===== Excerpted data

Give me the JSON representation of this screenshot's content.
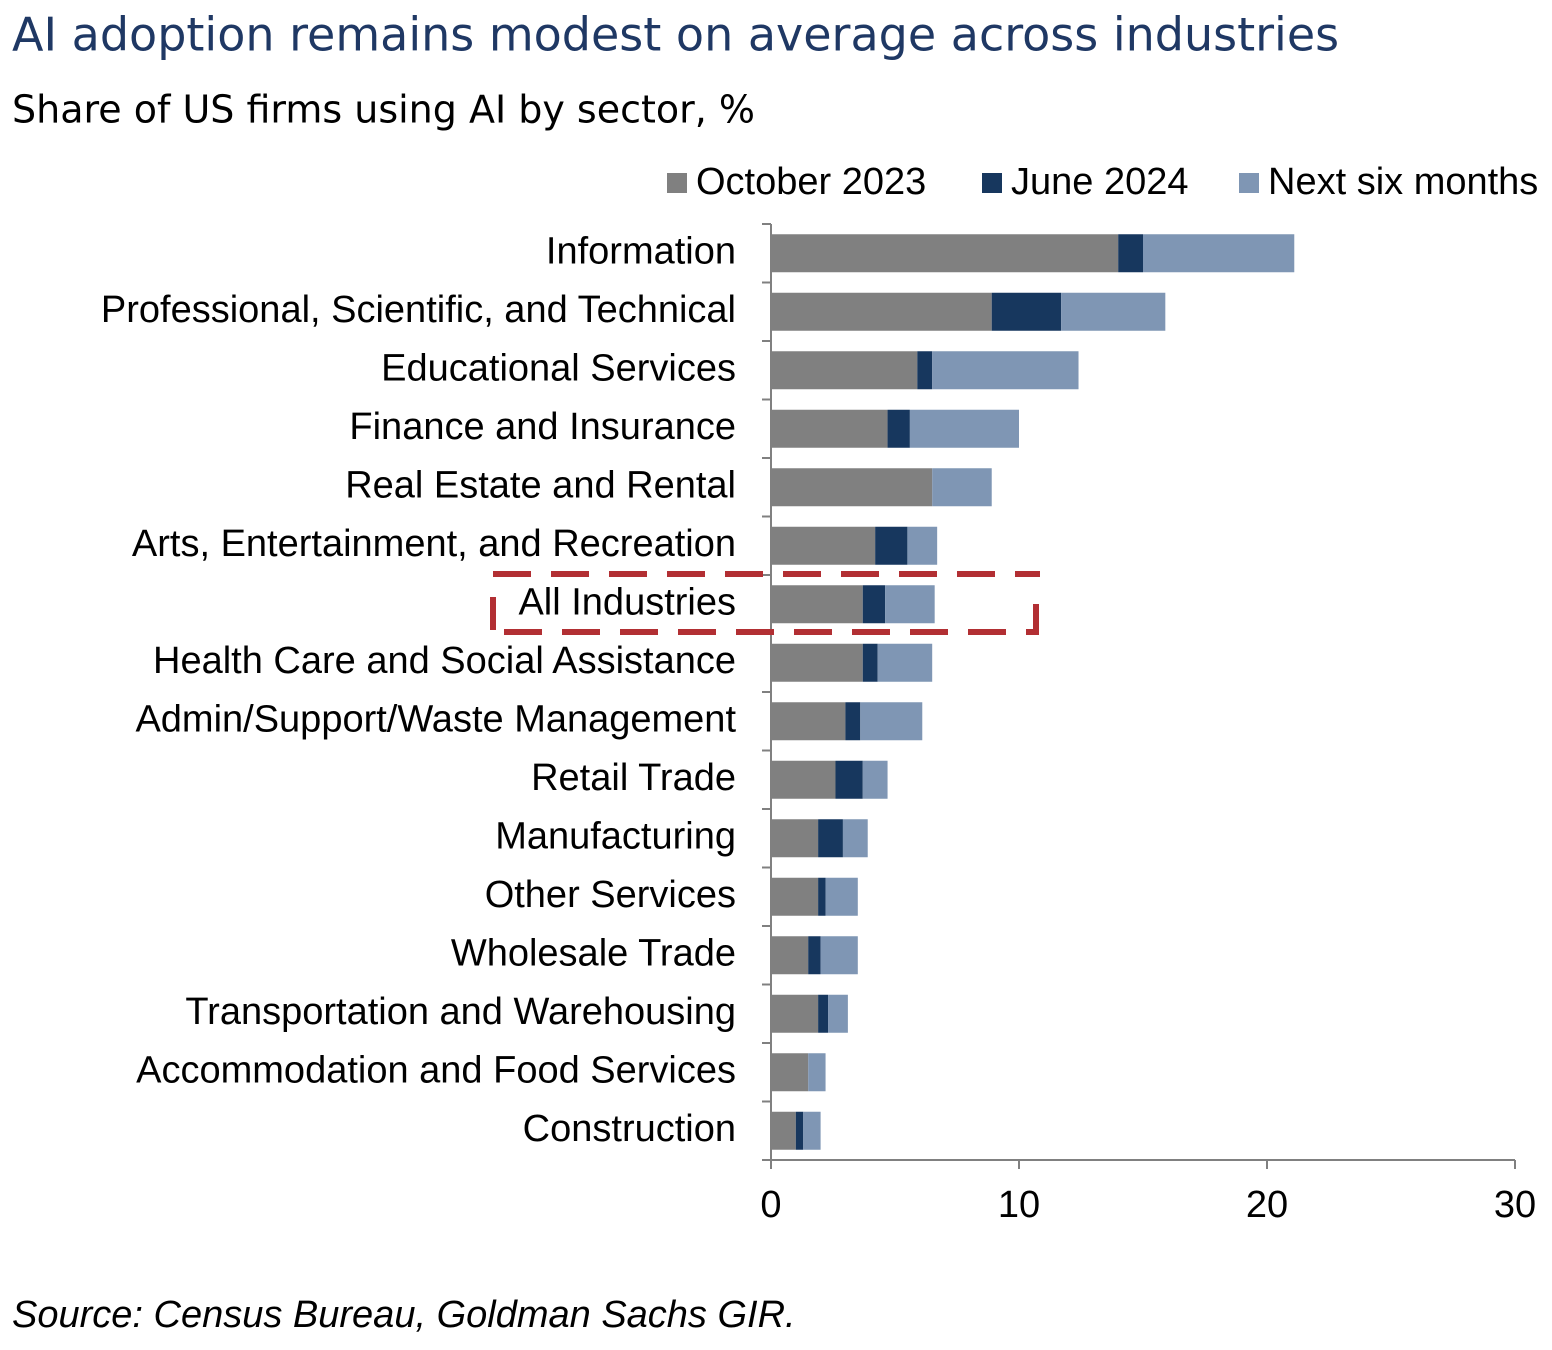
{
  "chart_data": {
    "type": "stacked-barh",
    "title": "AI adoption remains modest on average across industries",
    "subtitle": "Share of US firms using AI by sector, %",
    "source": "Source: Census Bureau, Goldman Sachs GIR.",
    "categories": [
      "Information",
      "Professional, Scientific, and Technical",
      "Educational Services",
      "Finance and Insurance",
      "Real Estate and Rental",
      "Arts, Entertainment, and Recreation",
      "All Industries",
      "Health Care and Social Assistance",
      "Admin/Support/Waste Management",
      "Retail Trade",
      "Manufacturing",
      "Other Services",
      "Wholesale Trade",
      "Transportation and Warehousing",
      "Accommodation and Food Services",
      "Construction"
    ],
    "series": [
      {
        "name": "October 2023",
        "color": "#808080",
        "values": [
          14.0,
          8.9,
          5.9,
          4.7,
          6.5,
          4.2,
          3.7,
          3.7,
          3.0,
          2.6,
          1.9,
          1.9,
          1.5,
          1.9,
          1.5,
          1.0
        ]
      },
      {
        "name": "June 2024",
        "color": "#17375e",
        "values": [
          1.0,
          2.8,
          0.6,
          0.9,
          0,
          1.3,
          0.9,
          0.6,
          0.6,
          1.1,
          1.0,
          0.3,
          0.5,
          0.4,
          0,
          0.3
        ]
      },
      {
        "name": "Next six months",
        "color": "#7f96b4",
        "values": [
          6.1,
          4.2,
          5.9,
          4.4,
          2.4,
          1.2,
          2.0,
          2.2,
          2.5,
          1.0,
          1.0,
          1.3,
          1.5,
          0.8,
          0.7,
          0.7
        ]
      }
    ],
    "xlim": [
      0,
      30
    ],
    "xticks": [
      0,
      10,
      20,
      30
    ]
  }
}
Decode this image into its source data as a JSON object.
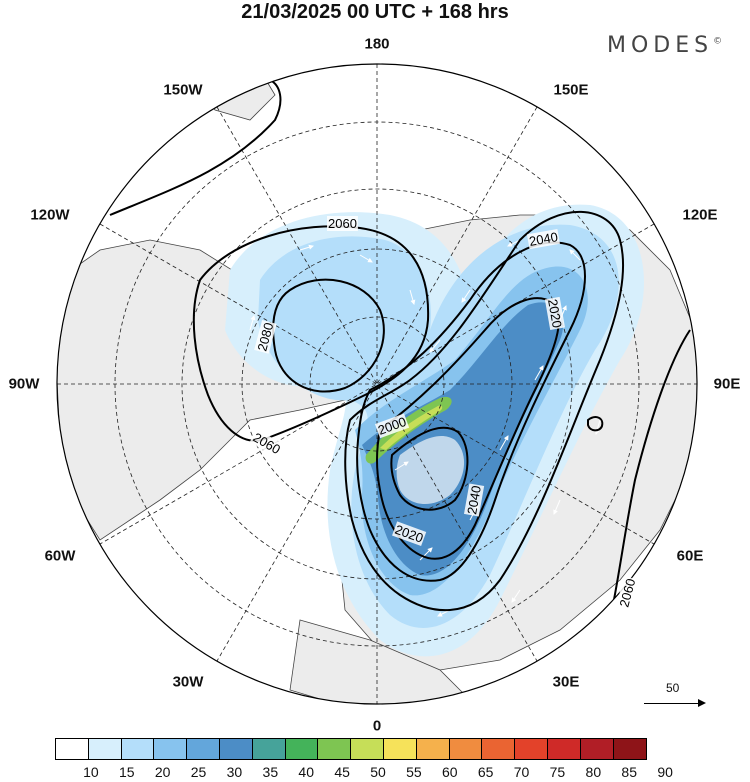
{
  "title": "21/03/2025  00 UTC  + 168 hrs",
  "brand": "MODES",
  "brand_mark": "©",
  "longitude_labels": {
    "top": "180",
    "top_left": "150W",
    "top_right": "150E",
    "upper_left": "120W",
    "upper_right": "120E",
    "left": "90W",
    "right": "90E",
    "lower_left": "60W",
    "lower_right": "60E",
    "bottom_left": "30W",
    "bottom_right": "30E",
    "bottom": "0"
  },
  "contour_labels": [
    "2060",
    "2080",
    "2060",
    "2040",
    "2020",
    "2000",
    "2020",
    "2040",
    "2060"
  ],
  "reference_vector": "50",
  "colorbar": {
    "colors": [
      "#ffffff",
      "#d7effc",
      "#b4defa",
      "#87c3ee",
      "#63a6db",
      "#4c8dc6",
      "#46a39a",
      "#44b35a",
      "#7ec552",
      "#c6de58",
      "#f6e25a",
      "#f5b14c",
      "#f08c3f",
      "#ea6432",
      "#e3422a",
      "#cf2a28",
      "#b11e26",
      "#8e1418"
    ],
    "tick_labels": [
      "10",
      "15",
      "20",
      "25",
      "30",
      "35",
      "40",
      "45",
      "50",
      "55",
      "60",
      "65",
      "70",
      "75",
      "80",
      "85",
      "90"
    ]
  },
  "colors": {
    "land": "#ececec",
    "ocean": "#ffffff",
    "jet_light": "#b4defa",
    "jet_mid": "#87c3ee",
    "jet_strong": "#4c8dc6",
    "jet_core": "#7ec552"
  }
}
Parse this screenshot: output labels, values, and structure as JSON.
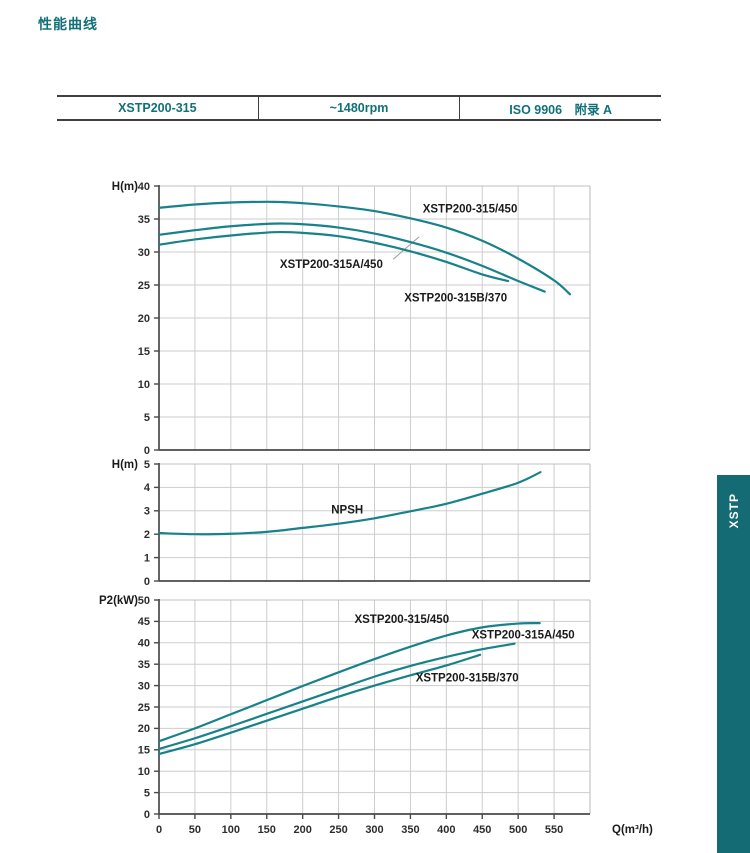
{
  "page": {
    "title": "性能曲线"
  },
  "header_table": {
    "cells": [
      "XSTP200-315",
      "~1480rpm",
      "ISO 9906　附录 A"
    ]
  },
  "side_tab": {
    "label": "XSTP"
  },
  "colors": {
    "teal_text": "#117179",
    "curve": "#17828a",
    "grid": "#cdcdcd",
    "border_light": "#bfbfbf",
    "axis_dark": "#4a4a4a",
    "tick_text": "#2e2e2e",
    "label_text": "#1b1b1b",
    "leader": "#9a9a9a",
    "tab_bg": "#156b74"
  },
  "chart_data": [
    {
      "id": "head-curve-chart",
      "type": "line",
      "ylabel": "H(m)",
      "xlabel": "",
      "xlim": [
        0,
        600
      ],
      "ylim": [
        0,
        40
      ],
      "yticks": [
        0,
        5,
        10,
        15,
        20,
        25,
        30,
        35,
        40
      ],
      "xticks": [
        0,
        50,
        100,
        150,
        200,
        250,
        300,
        350,
        400,
        450,
        500,
        550
      ],
      "grid": true,
      "series": [
        {
          "name": "XSTP200-315/450",
          "points": [
            [
              0,
              36.7
            ],
            [
              50,
              37.2
            ],
            [
              100,
              37.5
            ],
            [
              160,
              37.6
            ],
            [
              200,
              37.4
            ],
            [
              250,
              36.9
            ],
            [
              300,
              36.2
            ],
            [
              350,
              35.1
            ],
            [
              400,
              33.7
            ],
            [
              450,
              31.7
            ],
            [
              500,
              29.0
            ],
            [
              550,
              25.7
            ],
            [
              572,
              23.6
            ]
          ]
        },
        {
          "name": "XSTP200-315A/450",
          "points": [
            [
              0,
              32.6
            ],
            [
              50,
              33.3
            ],
            [
              100,
              33.9
            ],
            [
              160,
              34.3
            ],
            [
              200,
              34.2
            ],
            [
              250,
              33.7
            ],
            [
              300,
              32.8
            ],
            [
              350,
              31.5
            ],
            [
              400,
              29.9
            ],
            [
              450,
              27.9
            ],
            [
              500,
              25.6
            ],
            [
              537,
              24.0
            ]
          ]
        },
        {
          "name": "XSTP200-315B/370",
          "points": [
            [
              0,
              31.1
            ],
            [
              50,
              31.9
            ],
            [
              100,
              32.5
            ],
            [
              160,
              33.0
            ],
            [
              200,
              32.9
            ],
            [
              250,
              32.4
            ],
            [
              300,
              31.4
            ],
            [
              350,
              30.1
            ],
            [
              400,
              28.5
            ],
            [
              450,
              26.6
            ],
            [
              486,
              25.6
            ]
          ]
        }
      ],
      "labels": [
        {
          "text": "XSTP200-315/450",
          "x": 433,
          "y": 36.6
        },
        {
          "text": "XSTP200-315A/450",
          "x": 240,
          "y": 28.2
        },
        {
          "text": "XSTP200-315B/370",
          "x": 413,
          "y": 23.1
        }
      ],
      "leader": {
        "x1": 326,
        "y1": 28.9,
        "x2": 362,
        "y2": 32.3
      }
    },
    {
      "id": "npsh-chart",
      "type": "line",
      "ylabel": "H(m)",
      "xlabel": "",
      "xlim": [
        0,
        600
      ],
      "ylim": [
        0,
        5
      ],
      "yticks": [
        0,
        1,
        2,
        3,
        4,
        5
      ],
      "xticks": [
        0,
        50,
        100,
        150,
        200,
        250,
        300,
        350,
        400,
        450,
        500,
        550
      ],
      "grid": true,
      "series": [
        {
          "name": "NPSH",
          "points": [
            [
              0,
              2.05
            ],
            [
              50,
              2.0
            ],
            [
              100,
              2.02
            ],
            [
              150,
              2.1
            ],
            [
              200,
              2.27
            ],
            [
              250,
              2.45
            ],
            [
              300,
              2.68
            ],
            [
              350,
              2.98
            ],
            [
              400,
              3.3
            ],
            [
              450,
              3.73
            ],
            [
              500,
              4.2
            ],
            [
              531,
              4.65
            ]
          ]
        }
      ],
      "labels": [
        {
          "text": "NPSH",
          "x": 262,
          "y": 3.05
        }
      ]
    },
    {
      "id": "power-chart",
      "type": "line",
      "ylabel": "P2(kW)",
      "xlabel": "Q(m³/h)",
      "xlim": [
        0,
        600
      ],
      "ylim": [
        0,
        50
      ],
      "yticks": [
        0,
        5,
        10,
        15,
        20,
        25,
        30,
        35,
        40,
        45,
        50
      ],
      "xticks": [
        0,
        50,
        100,
        150,
        200,
        250,
        300,
        350,
        400,
        450,
        500,
        550
      ],
      "show_x_axis_labels": true,
      "grid": true,
      "series": [
        {
          "name": "XSTP200-315/450",
          "points": [
            [
              0,
              17.0
            ],
            [
              50,
              20.0
            ],
            [
              100,
              23.3
            ],
            [
              150,
              26.6
            ],
            [
              200,
              29.9
            ],
            [
              250,
              33.1
            ],
            [
              300,
              36.2
            ],
            [
              350,
              39.1
            ],
            [
              400,
              41.7
            ],
            [
              450,
              43.6
            ],
            [
              500,
              44.5
            ],
            [
              530,
              44.6
            ]
          ]
        },
        {
          "name": "XSTP200-315A/450",
          "points": [
            [
              0,
              15.2
            ],
            [
              50,
              17.7
            ],
            [
              100,
              20.5
            ],
            [
              150,
              23.4
            ],
            [
              200,
              26.3
            ],
            [
              250,
              29.2
            ],
            [
              300,
              32.1
            ],
            [
              350,
              34.6
            ],
            [
              400,
              36.7
            ],
            [
              450,
              38.5
            ],
            [
              495,
              39.8
            ]
          ]
        },
        {
          "name": "XSTP200-315B/370",
          "points": [
            [
              0,
              14.0
            ],
            [
              50,
              16.3
            ],
            [
              100,
              19.0
            ],
            [
              150,
              21.8
            ],
            [
              200,
              24.6
            ],
            [
              250,
              27.4
            ],
            [
              300,
              30.0
            ],
            [
              350,
              32.4
            ],
            [
              400,
              34.7
            ],
            [
              447,
              37.2
            ]
          ]
        }
      ],
      "labels": [
        {
          "text": "XSTP200-315/450",
          "x": 338,
          "y": 45.6
        },
        {
          "text": "XSTP200-315A/450",
          "x": 507,
          "y": 41.9
        },
        {
          "text": "XSTP200-315B/370",
          "x": 429,
          "y": 31.9
        }
      ]
    }
  ]
}
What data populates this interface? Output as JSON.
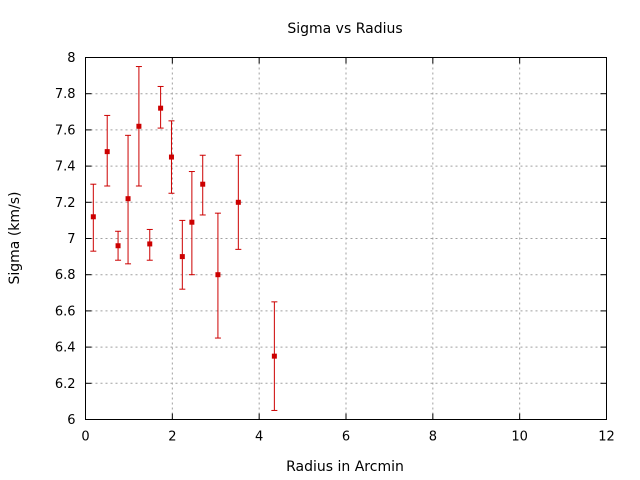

==========

Goal = Copy each line of the entries that includes the word "Services".

Output for this exercise =
      "Educational Services",
      "Other Services",
      "Accommodation and Food Services",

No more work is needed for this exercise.